• Excerpt to read

►

The lopsided tendency of evolution to produce many species in one group while preserving just a few in other groups applies quite well to birds. I called this tendency Haldane’s Rule. Is there something special about groups, like the perching (or Passerine) birds, that dominate our biodiversity? Or is their diversity a natural outcome from a lopsided process?
Mega-branching occurs several times in the Bird family tree. The early passerines, small animals suited to perching in trees, exploded into a wide variety of groups (82 families remain though there were probably more to begin with). This rapid branching happens several more times in the passerines, once among the tyrant flycatchers and then again with the especially colorful tanagers, each time forming 100 or more smaller groups . The sparrows (Passerine literally means “sparrow-like”) have their own branching event resulting in 72 groups. The same thing happens outside the perching birds. There are 128 genera (or kinds) of hummingbird and 80 genera of parrot. In the end, though, the perching bird species easily outnumber all the other 27 orders of bird combined – 6 out of 10 bird species are passerines.
There are few major divisions in the perching birds, one group of 4500 species is considered to have more advanced voiceboxes, and get a special designation as songbirds. The remaining birds sing simpler songs and are mainly based in Latin America.
The key to the diversity of perching birds appears to be that they started branching early in bird evolution and never stopped. Altogether, the remaining orders of birds- everything from ducks to eagles to ostriches produced 90 families that survive to this day. The passerines pressed their early advantage and averaged 15 genera to a family as compared to 10 genera in the average non-passerine family. By the time it came down to splitting off into individual species the perching birds slowed their hectic pace, producing an average of 5 species per genus. This is still more than the average non-passerine genus but no longer exceptional. They can only have done this by 1) being especially likely to branch into new species and then 2) being especially likely to survive against all competitors, including lizards, amphibians, mammals and other types of birds. The branching part, as we have discussed before, is especially difficult to predict. It relies on isolation of small groups to prevent breeding. This has been demonstrated several times for groups of island birds. It is, however, ironic to be talking about isolation in a group of animals which can overcome almost any physical barrier (e.g. they can fly over the Himalayas!). The type of isolation that we would expect in birds is behavioural, congregating in certain habitats. For reasons that I go into elsewhere, I doubt that sexual selection was a big factor in these branching events. What is really interesting is to consider what would make these fairly rare speciation events so common as to produce 70-100 branches in a relatively short space of geological time.
Raikow considers a couple of reasons why there are so many perching birds, concluding in the end that none of them offer us a way to predict future branching. Two intriguing reasons are size and diet (see Fundamentals of Ecology). Their size (and perching feet!) allow them to nest and feed throughout the forest canopy, adding a literal third dimension to the kind of habitat they can choose. The items in their diet, insects and seeds, belong to the most diverse groups of plants and animals on the planet. These groups were busy branching into new groups at about the same time as the perching birds and provided plenty of opportunities for coevolution and specialization. Despite these opportunities we are left wondering what it is about the perching birds that allowed them to diversify where other similarly-sized animals did not.
One possibility is that this group had an inherited trait that disposed it to forming groups within a species, a clique gene that makes individuals sensitive to differences in habitat, diet and appearance and causes them to be more conservative about trying new habits or associating with birds that look different from their parents and siblings. This cliquish behaviour forms breeding groups which, if allowed to continue for hundreds of generations, makes species fragile and likely to break apart into new groups.

◄

• Work order A
In the passage on perching birds, what share of all bird species are passerines?
• Work order B
For each statement, say whether it agrees with the passage on perching birds, and quote the words that decide it: (i) There are 80 genera of hummingbird. (ii) The group called songbirds has 4500 species. (iii) Perching birds average 5 species per genus.
You won't need the records for any of this.

• Record set
►

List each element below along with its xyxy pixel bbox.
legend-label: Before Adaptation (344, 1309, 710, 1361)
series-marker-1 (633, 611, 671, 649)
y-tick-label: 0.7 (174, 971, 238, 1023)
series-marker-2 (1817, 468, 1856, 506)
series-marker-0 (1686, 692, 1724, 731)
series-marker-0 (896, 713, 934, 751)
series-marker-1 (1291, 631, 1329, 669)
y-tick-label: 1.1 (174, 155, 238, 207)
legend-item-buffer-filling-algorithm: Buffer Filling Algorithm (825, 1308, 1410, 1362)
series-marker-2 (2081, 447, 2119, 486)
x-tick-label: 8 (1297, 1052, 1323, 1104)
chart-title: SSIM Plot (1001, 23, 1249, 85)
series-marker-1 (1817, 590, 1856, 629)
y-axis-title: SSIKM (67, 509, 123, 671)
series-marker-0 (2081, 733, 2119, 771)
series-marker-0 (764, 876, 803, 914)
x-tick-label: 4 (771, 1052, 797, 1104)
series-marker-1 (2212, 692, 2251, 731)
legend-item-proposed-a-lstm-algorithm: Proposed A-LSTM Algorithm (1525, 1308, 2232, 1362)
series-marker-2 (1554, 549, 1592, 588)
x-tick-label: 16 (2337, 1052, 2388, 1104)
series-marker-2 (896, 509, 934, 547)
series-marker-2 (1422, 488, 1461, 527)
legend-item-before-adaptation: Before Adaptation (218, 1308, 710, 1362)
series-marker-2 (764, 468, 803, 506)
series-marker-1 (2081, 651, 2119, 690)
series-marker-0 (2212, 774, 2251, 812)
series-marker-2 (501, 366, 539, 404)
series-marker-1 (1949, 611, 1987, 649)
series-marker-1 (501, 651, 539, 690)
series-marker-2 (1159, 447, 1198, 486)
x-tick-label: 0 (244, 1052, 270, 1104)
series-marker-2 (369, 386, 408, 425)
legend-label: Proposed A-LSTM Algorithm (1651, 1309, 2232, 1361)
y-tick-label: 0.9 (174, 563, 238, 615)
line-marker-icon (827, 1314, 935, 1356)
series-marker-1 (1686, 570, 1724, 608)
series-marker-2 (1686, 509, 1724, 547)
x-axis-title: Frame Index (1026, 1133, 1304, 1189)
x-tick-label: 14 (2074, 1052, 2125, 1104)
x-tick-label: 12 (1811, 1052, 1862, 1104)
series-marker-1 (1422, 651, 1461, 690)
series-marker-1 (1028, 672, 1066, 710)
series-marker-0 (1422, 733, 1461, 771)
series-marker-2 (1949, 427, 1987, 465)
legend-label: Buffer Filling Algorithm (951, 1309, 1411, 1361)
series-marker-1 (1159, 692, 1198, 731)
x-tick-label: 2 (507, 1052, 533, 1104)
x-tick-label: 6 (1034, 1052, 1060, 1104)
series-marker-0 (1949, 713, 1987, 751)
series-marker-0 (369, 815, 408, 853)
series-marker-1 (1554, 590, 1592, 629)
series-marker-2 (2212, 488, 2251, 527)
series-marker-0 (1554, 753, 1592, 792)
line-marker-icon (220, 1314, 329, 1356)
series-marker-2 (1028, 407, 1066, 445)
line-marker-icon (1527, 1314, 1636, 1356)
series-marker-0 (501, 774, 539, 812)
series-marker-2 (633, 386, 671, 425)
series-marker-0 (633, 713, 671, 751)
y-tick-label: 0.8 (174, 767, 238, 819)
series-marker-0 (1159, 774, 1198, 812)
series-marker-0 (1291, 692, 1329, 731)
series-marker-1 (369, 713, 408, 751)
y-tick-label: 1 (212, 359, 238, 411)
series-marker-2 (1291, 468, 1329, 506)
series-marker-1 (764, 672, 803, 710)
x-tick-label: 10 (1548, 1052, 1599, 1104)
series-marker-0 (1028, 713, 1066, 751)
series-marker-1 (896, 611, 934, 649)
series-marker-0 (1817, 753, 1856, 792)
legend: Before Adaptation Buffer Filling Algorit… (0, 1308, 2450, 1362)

◄

• Expected answer A
6 out of 10 bird species are passerines.

• Expected answer B
(i) No: "There are 128 genera (or kinds) of hummingbird and 80 genera of parrot."
(ii) Yes: "one group of 4500 species is considered to have more advanced voiceboxes, and get a special designation as songbirds"
(iii) Yes: "producing an average of 5 species per genus"